(Spatial layout data)
※ ※ ※

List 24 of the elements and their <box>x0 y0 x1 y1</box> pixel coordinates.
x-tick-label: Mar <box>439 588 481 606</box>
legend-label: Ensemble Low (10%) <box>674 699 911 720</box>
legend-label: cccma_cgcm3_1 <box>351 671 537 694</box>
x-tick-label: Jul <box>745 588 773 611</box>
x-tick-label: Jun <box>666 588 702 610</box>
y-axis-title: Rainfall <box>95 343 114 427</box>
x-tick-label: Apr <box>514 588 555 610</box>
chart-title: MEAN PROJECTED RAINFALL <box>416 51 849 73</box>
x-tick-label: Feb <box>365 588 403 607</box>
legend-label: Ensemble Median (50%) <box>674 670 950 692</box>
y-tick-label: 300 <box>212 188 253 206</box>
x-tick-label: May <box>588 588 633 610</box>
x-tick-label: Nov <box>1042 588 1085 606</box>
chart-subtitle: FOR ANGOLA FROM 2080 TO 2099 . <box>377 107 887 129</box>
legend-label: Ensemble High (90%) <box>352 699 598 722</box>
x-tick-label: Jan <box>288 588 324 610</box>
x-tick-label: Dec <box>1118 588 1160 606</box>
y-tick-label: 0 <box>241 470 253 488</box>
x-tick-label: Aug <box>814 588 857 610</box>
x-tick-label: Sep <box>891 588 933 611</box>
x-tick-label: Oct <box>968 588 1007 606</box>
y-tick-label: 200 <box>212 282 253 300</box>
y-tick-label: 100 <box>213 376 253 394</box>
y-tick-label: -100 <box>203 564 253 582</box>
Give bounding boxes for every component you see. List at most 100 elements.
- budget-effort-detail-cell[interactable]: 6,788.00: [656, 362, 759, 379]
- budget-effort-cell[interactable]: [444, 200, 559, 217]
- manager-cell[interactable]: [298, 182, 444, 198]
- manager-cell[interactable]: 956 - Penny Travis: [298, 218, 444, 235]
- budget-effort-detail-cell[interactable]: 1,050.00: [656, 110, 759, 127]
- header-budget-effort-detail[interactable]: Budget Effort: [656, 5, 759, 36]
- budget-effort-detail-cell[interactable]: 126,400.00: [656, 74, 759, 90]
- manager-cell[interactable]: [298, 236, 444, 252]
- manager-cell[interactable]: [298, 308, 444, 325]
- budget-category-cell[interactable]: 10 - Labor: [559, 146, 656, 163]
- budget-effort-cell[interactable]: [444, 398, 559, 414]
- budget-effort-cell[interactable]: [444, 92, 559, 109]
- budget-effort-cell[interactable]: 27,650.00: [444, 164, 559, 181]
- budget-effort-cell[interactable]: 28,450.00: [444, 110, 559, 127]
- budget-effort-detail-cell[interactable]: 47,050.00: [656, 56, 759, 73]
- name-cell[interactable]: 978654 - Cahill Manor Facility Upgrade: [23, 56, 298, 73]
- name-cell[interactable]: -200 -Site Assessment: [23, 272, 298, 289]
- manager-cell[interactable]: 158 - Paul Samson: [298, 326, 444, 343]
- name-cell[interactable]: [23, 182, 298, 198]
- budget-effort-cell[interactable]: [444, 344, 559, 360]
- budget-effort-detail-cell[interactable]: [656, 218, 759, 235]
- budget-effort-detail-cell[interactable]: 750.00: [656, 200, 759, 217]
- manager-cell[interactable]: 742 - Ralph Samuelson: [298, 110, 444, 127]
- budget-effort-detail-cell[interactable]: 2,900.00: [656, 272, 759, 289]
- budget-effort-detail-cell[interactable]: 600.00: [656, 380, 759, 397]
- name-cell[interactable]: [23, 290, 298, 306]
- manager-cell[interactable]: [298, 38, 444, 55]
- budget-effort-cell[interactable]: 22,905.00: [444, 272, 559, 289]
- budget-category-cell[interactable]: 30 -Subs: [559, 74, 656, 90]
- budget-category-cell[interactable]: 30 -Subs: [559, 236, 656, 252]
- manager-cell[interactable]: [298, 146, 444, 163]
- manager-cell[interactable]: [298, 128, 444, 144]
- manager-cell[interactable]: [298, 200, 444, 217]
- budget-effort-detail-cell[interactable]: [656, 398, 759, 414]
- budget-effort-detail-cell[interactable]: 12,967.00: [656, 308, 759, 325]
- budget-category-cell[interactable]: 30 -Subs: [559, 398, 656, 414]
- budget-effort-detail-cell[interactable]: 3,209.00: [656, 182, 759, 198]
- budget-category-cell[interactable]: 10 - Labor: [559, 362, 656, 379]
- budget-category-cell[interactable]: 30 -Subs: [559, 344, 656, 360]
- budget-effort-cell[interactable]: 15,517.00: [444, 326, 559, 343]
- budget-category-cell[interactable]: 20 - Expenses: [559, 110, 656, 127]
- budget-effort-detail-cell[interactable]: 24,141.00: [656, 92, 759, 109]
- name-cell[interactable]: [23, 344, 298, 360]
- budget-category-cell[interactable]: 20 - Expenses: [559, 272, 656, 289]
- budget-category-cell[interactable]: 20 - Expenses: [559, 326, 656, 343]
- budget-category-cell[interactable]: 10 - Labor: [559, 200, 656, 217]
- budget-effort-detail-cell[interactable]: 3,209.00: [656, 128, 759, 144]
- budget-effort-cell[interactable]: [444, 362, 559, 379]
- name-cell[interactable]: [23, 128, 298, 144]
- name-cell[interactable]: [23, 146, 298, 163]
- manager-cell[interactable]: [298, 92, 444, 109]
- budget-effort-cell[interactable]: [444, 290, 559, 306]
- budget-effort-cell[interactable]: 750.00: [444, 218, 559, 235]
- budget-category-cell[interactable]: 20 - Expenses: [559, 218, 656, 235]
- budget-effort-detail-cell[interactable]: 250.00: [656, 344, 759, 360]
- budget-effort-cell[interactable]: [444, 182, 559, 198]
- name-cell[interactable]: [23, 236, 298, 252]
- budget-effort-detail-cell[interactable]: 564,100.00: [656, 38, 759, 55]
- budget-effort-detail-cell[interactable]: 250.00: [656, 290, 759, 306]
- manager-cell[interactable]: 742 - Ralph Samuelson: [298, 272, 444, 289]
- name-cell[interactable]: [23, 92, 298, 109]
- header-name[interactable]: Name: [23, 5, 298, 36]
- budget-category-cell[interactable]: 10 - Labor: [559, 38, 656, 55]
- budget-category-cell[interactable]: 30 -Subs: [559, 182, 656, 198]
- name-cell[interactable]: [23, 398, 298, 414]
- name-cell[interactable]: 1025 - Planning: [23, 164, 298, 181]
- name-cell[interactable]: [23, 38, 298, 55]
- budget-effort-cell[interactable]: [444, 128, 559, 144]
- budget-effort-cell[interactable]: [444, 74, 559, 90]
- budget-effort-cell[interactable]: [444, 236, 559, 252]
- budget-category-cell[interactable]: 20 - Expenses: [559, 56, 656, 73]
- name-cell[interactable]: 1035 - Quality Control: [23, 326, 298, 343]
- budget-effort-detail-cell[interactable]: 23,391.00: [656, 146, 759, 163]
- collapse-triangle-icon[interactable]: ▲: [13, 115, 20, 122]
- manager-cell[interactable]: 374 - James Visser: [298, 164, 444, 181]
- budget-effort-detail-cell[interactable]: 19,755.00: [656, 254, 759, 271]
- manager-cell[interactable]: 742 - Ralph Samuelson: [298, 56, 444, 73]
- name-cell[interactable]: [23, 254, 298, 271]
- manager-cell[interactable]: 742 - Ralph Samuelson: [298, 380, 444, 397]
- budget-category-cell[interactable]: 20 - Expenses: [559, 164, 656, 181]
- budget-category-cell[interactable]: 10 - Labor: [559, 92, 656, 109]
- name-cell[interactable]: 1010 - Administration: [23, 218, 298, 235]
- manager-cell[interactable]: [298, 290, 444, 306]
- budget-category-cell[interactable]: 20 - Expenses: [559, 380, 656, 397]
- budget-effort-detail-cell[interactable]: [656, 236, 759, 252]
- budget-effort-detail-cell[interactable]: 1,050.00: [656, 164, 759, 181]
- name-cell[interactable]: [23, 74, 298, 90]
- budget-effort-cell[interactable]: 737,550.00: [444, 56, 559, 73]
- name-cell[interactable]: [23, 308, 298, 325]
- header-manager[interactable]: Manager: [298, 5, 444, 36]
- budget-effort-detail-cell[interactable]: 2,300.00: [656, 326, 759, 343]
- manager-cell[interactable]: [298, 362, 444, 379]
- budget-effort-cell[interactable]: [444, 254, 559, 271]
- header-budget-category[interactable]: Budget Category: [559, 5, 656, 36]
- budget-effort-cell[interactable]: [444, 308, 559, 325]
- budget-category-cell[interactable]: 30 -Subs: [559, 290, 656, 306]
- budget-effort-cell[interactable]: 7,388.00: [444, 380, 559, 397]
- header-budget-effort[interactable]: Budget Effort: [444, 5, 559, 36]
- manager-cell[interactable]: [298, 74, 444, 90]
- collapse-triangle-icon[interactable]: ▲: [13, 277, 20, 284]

※ ※ ※

Change "legend-label" to "legend-entry" in the items from the beginning up to and including the line with "legend-label: Ensemble Median", and leave everything else in those lines unchanged.

List 24 of the elements and their <box>x0 y0 x1 y1</box> pixel coordinates.
x-tick-label: Mar <box>439 588 481 606</box>
legend-entry: Ensemble Low (10%) <box>674 699 911 720</box>
legend-entry: cccma_cgcm3_1 <box>351 671 537 694</box>
x-tick-label: Jul <box>745 588 773 611</box>
x-tick-label: Jun <box>666 588 702 610</box>
y-axis-title: Rainfall <box>95 343 114 427</box>
x-tick-label: Apr <box>514 588 555 610</box>
chart-title: MEAN PROJECTED RAINFALL <box>416 51 849 73</box>
x-tick-label: Feb <box>365 588 403 607</box>
legend-entry: Ensemble Median (50%) <box>674 670 950 692</box>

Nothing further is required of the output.